(CHALLENGE): Note each line of the listing that contains the string "text", and copy it.

::: DATA EXCERPTS :::

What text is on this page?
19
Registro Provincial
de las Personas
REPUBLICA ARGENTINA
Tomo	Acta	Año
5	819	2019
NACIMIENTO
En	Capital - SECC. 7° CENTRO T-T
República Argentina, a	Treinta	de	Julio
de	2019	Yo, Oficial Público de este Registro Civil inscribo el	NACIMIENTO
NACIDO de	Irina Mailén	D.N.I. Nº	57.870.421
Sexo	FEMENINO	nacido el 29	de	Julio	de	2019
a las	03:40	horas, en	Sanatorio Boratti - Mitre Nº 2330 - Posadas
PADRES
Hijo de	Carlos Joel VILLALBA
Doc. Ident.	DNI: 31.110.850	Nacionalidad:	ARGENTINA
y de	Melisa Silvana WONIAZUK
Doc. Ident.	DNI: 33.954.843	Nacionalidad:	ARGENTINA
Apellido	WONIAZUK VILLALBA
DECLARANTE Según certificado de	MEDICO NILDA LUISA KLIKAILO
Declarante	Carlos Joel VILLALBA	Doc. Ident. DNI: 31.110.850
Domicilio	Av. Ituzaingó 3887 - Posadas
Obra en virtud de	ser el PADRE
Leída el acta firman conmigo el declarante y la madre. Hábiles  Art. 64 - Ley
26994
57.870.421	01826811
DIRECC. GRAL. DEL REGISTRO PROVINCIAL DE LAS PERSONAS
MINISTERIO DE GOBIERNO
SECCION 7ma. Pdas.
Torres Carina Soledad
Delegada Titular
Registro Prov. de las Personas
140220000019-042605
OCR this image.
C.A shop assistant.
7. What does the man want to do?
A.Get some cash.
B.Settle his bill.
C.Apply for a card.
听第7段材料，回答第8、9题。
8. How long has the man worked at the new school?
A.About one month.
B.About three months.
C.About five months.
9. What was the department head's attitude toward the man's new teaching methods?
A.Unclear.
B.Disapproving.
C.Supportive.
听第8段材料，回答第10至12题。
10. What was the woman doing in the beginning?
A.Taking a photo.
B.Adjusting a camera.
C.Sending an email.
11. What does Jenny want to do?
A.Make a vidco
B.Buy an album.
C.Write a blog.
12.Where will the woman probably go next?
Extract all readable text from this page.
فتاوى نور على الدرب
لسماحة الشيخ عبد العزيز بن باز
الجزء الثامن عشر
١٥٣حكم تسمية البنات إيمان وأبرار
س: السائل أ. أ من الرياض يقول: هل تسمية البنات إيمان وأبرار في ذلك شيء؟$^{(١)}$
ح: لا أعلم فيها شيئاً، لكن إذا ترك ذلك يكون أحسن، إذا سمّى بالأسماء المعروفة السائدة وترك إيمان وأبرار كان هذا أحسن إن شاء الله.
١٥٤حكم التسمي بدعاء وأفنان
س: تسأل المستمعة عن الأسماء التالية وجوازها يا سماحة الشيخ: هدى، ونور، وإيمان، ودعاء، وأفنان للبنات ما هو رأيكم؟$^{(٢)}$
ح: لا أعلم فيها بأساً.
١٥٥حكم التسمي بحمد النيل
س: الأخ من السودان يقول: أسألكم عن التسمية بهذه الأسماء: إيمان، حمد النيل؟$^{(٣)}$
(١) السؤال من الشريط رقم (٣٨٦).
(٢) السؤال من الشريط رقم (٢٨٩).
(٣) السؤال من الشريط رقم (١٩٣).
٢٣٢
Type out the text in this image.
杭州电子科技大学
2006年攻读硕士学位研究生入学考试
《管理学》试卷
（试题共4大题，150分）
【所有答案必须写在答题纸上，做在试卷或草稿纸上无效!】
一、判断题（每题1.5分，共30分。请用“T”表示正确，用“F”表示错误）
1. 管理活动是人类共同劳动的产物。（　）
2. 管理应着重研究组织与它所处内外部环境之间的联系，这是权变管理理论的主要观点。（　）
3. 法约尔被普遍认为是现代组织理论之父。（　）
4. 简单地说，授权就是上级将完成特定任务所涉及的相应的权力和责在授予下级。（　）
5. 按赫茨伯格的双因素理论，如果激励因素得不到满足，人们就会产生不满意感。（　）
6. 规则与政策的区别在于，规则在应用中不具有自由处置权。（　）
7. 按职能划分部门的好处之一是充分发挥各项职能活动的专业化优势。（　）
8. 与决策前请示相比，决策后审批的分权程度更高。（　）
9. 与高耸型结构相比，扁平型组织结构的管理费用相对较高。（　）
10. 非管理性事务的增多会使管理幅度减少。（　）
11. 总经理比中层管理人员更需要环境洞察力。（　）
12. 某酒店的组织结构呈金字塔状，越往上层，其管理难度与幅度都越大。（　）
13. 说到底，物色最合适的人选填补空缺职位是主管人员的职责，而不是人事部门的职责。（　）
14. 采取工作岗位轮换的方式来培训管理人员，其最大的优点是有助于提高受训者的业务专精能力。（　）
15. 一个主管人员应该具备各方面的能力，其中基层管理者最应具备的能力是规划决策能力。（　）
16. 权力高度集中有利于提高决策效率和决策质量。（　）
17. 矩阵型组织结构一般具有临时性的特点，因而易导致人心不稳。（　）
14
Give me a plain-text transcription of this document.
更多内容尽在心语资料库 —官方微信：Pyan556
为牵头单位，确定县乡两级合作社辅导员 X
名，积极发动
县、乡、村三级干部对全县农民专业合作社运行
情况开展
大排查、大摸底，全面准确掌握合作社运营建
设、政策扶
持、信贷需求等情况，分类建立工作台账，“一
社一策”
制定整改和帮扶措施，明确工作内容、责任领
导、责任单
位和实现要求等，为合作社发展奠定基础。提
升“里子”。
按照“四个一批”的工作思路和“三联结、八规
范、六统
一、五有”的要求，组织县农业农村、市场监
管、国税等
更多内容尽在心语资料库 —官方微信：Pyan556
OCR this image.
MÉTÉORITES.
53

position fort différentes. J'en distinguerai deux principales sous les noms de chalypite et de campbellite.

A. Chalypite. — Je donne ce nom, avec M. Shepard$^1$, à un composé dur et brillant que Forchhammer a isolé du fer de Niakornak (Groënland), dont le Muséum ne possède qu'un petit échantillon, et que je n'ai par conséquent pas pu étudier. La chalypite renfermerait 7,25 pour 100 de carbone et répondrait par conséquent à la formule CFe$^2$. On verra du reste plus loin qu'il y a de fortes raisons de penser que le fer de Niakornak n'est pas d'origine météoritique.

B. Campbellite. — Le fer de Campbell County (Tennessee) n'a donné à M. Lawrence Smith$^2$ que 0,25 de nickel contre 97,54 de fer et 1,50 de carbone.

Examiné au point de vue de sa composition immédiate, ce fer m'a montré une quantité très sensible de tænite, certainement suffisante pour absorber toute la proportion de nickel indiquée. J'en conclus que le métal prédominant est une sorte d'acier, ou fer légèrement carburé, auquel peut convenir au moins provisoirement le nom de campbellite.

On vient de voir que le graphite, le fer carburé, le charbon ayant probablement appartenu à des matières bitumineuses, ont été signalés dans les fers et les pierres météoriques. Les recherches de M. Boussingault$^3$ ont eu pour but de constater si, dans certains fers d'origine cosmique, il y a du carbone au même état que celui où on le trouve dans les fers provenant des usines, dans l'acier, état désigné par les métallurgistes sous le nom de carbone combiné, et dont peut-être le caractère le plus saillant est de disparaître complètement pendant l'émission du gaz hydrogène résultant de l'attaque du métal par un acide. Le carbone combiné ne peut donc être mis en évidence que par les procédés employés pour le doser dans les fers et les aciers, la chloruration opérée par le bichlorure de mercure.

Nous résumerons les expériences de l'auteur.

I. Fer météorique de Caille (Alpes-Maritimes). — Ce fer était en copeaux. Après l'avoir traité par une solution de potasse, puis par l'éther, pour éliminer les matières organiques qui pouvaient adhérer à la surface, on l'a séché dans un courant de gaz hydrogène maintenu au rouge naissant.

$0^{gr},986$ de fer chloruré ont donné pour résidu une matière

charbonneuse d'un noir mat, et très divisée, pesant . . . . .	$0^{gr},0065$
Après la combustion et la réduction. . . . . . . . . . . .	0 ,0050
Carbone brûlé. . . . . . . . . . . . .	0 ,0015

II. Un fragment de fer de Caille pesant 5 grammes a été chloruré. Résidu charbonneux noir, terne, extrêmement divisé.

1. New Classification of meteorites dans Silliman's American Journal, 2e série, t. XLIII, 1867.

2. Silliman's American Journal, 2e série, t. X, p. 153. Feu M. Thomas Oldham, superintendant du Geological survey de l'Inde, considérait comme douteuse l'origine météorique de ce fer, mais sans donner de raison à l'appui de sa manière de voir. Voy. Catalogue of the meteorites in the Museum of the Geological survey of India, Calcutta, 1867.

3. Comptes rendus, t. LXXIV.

:::

(ANSWER FOR THE TASK):
What text is on this page?
Extract all readable text from this page.
Type out the text in this image.
Give me a plain-text transcription of this document.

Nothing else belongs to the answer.